## WHAT THIS TASK INVOLVES
Locate every line in the records below that contains the word "data", and copy each one.

## PROVIDED RECORDS

===

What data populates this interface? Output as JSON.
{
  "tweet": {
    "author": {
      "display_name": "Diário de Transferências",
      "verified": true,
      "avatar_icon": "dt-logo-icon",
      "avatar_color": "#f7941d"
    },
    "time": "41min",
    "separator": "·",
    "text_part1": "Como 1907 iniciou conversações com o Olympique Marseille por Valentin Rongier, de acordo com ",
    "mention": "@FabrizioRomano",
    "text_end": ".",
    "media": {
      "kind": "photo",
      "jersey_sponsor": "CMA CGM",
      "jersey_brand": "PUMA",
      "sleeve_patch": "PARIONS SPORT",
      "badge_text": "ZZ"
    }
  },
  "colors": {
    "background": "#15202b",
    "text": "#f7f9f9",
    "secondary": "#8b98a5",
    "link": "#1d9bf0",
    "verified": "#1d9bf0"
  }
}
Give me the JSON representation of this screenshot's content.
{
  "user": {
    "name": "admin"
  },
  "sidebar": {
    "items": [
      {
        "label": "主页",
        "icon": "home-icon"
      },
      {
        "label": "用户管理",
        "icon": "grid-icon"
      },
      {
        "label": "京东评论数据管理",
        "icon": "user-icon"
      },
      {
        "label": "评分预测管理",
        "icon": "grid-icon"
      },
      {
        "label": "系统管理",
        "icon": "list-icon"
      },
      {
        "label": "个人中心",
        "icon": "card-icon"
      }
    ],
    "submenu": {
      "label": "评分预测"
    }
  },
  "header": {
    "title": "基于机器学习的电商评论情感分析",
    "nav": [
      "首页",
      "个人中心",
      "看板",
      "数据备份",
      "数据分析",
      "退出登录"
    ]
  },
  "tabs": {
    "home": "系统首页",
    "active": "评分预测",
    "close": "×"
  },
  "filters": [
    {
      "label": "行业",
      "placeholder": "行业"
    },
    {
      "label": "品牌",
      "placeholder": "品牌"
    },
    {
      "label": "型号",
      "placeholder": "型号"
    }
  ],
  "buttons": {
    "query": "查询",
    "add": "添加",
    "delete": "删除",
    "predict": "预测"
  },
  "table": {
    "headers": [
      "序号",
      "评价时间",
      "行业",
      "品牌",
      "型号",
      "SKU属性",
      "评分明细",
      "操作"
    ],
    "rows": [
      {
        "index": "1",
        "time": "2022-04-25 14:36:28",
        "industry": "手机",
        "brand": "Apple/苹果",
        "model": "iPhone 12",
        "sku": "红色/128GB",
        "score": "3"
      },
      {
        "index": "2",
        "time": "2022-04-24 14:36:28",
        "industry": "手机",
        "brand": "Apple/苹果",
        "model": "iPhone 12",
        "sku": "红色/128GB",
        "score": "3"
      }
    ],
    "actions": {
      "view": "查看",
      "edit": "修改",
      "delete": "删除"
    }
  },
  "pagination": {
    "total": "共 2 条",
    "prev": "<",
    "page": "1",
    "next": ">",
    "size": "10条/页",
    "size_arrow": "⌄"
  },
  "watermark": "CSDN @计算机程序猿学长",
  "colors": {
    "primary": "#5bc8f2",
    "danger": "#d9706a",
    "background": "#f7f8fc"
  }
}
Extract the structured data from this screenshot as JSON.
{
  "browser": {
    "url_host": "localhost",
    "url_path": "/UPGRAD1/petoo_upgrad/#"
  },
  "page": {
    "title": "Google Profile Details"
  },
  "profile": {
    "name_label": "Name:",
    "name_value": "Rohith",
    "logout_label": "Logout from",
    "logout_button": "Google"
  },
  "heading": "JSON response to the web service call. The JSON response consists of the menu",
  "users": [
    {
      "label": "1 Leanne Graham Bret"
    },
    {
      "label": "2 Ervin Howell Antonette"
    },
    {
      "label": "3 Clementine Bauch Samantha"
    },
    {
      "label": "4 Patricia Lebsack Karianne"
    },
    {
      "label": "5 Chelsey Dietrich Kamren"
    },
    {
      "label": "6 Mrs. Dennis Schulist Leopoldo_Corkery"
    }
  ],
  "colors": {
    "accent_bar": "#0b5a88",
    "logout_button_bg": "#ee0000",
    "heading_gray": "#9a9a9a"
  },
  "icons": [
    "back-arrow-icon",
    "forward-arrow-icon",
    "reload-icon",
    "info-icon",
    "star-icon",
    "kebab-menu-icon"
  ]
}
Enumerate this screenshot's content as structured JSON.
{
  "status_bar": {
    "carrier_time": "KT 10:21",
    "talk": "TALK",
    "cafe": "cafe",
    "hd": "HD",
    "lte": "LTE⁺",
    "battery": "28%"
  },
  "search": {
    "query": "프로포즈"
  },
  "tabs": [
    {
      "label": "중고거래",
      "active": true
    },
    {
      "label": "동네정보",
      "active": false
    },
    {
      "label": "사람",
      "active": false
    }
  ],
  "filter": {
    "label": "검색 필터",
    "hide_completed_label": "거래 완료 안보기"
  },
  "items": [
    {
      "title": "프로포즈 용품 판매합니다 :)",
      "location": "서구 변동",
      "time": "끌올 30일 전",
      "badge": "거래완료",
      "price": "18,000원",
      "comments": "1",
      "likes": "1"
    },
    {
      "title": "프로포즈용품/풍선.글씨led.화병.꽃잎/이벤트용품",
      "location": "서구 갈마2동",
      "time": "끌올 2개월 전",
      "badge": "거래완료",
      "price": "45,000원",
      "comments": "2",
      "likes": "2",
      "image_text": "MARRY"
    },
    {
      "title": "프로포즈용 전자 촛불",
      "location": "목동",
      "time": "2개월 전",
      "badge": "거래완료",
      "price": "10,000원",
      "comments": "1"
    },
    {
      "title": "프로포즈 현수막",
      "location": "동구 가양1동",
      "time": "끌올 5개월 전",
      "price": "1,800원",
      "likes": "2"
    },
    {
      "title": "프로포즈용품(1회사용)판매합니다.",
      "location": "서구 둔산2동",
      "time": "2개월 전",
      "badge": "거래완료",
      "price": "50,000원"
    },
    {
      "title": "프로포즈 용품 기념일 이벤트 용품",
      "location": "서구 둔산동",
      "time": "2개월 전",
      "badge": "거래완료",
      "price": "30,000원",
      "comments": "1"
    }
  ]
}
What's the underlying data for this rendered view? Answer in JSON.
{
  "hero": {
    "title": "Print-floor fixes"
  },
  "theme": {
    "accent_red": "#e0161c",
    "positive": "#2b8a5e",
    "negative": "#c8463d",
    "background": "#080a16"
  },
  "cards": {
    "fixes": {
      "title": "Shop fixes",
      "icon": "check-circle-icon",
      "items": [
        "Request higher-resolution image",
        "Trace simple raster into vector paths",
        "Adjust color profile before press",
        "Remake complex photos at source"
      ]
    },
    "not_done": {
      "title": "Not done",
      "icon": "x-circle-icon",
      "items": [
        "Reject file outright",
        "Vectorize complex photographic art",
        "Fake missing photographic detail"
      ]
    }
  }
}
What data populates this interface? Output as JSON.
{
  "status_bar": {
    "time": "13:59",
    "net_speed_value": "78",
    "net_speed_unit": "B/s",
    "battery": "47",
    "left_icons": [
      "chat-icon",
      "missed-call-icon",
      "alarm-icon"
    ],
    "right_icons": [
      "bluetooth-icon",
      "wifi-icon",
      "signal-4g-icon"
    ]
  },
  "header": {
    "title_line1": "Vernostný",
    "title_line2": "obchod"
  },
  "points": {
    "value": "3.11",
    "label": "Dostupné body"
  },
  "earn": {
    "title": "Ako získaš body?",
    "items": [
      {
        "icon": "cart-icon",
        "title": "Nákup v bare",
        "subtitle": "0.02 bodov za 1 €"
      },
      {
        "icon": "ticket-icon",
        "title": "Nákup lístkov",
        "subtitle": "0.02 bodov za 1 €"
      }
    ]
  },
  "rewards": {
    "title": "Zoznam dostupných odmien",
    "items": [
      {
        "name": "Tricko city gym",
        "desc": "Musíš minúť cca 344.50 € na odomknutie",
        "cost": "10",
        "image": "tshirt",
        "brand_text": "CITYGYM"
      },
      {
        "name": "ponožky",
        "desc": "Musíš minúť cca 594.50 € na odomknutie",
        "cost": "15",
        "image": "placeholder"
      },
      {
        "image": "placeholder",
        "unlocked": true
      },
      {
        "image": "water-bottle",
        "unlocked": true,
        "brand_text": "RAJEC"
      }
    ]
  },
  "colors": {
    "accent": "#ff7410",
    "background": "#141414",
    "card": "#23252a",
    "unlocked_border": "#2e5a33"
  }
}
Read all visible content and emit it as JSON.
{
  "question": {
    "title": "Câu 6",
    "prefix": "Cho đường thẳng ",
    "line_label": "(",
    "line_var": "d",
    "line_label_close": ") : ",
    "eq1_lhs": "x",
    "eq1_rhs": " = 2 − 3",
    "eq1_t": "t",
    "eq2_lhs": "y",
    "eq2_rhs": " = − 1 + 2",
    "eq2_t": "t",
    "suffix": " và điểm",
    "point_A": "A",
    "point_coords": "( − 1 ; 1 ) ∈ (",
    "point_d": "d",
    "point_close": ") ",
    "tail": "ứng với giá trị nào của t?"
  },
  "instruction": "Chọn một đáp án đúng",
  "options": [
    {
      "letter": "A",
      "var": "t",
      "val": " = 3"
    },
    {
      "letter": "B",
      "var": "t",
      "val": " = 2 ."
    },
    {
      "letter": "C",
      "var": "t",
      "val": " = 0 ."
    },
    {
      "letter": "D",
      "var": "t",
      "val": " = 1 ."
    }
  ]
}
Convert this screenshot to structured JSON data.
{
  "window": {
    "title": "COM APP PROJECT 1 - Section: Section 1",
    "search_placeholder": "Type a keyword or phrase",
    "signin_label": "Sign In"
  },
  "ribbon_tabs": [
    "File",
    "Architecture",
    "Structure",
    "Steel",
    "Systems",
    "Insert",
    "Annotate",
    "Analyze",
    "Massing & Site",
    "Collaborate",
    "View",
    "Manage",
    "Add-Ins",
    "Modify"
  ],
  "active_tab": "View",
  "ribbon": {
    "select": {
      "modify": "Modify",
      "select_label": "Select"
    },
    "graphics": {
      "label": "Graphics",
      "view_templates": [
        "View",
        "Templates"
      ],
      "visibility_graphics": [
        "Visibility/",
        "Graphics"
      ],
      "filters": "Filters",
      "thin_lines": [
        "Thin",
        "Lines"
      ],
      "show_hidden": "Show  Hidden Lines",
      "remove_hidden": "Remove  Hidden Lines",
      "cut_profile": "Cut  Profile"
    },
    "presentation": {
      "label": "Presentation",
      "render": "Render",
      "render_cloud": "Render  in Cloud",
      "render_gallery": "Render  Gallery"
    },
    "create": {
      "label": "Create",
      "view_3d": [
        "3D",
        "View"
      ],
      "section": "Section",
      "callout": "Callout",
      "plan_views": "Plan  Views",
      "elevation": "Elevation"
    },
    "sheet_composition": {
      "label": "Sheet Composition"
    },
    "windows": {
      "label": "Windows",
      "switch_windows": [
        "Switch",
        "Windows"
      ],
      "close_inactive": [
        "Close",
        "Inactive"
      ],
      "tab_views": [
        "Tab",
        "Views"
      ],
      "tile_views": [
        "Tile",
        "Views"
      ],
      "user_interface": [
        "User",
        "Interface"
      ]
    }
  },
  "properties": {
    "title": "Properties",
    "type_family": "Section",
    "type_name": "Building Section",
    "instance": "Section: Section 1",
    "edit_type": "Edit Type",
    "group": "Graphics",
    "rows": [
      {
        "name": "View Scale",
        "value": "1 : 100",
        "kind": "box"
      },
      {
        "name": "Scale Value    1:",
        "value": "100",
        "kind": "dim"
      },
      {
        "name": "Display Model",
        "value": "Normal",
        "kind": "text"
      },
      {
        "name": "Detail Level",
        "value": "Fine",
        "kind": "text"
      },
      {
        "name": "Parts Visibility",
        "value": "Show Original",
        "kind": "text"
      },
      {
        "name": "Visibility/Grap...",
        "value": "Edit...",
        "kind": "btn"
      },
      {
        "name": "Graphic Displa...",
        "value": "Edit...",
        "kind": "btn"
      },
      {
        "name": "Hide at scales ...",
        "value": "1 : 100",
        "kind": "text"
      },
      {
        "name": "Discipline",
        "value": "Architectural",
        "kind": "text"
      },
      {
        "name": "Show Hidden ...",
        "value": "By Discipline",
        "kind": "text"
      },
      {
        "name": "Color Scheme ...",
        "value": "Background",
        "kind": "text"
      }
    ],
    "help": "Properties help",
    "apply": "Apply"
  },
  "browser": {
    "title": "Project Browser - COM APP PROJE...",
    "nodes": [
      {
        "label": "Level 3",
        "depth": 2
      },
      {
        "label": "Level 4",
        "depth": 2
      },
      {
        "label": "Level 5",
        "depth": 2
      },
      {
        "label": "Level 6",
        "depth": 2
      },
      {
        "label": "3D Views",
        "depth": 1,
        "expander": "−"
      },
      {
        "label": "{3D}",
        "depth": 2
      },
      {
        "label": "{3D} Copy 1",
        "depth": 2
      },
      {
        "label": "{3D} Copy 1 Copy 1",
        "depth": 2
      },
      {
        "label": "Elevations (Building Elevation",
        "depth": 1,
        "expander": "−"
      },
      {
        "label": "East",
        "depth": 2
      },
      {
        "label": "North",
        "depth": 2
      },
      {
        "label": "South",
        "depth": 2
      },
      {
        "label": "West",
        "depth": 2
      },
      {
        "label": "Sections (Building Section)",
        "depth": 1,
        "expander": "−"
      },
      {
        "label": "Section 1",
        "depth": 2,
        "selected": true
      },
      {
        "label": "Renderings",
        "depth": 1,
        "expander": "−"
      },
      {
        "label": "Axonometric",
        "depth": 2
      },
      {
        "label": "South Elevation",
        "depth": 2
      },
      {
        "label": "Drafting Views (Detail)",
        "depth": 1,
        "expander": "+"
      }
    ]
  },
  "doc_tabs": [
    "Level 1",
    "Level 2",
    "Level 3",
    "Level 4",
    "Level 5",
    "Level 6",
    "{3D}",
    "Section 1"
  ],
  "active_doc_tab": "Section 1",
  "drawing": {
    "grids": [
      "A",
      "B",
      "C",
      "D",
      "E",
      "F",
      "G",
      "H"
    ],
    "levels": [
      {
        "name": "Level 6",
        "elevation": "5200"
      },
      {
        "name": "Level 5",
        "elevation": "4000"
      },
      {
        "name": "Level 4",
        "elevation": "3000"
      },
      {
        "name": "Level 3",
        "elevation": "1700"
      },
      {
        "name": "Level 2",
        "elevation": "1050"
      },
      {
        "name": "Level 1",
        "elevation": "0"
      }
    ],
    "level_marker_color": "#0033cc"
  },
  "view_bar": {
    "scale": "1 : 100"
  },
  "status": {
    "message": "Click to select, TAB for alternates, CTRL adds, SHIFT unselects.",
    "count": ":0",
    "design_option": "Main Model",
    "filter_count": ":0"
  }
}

===

## EXERCISE RESPONSE
What data populates this interface? Output as JSON.
Extract the structured data from this screenshot as JSON.
What's the underlying data for this rendered view? Answer in JSON.
What data populates this interface? Output as JSON.
Convert this screenshot to structured JSON data.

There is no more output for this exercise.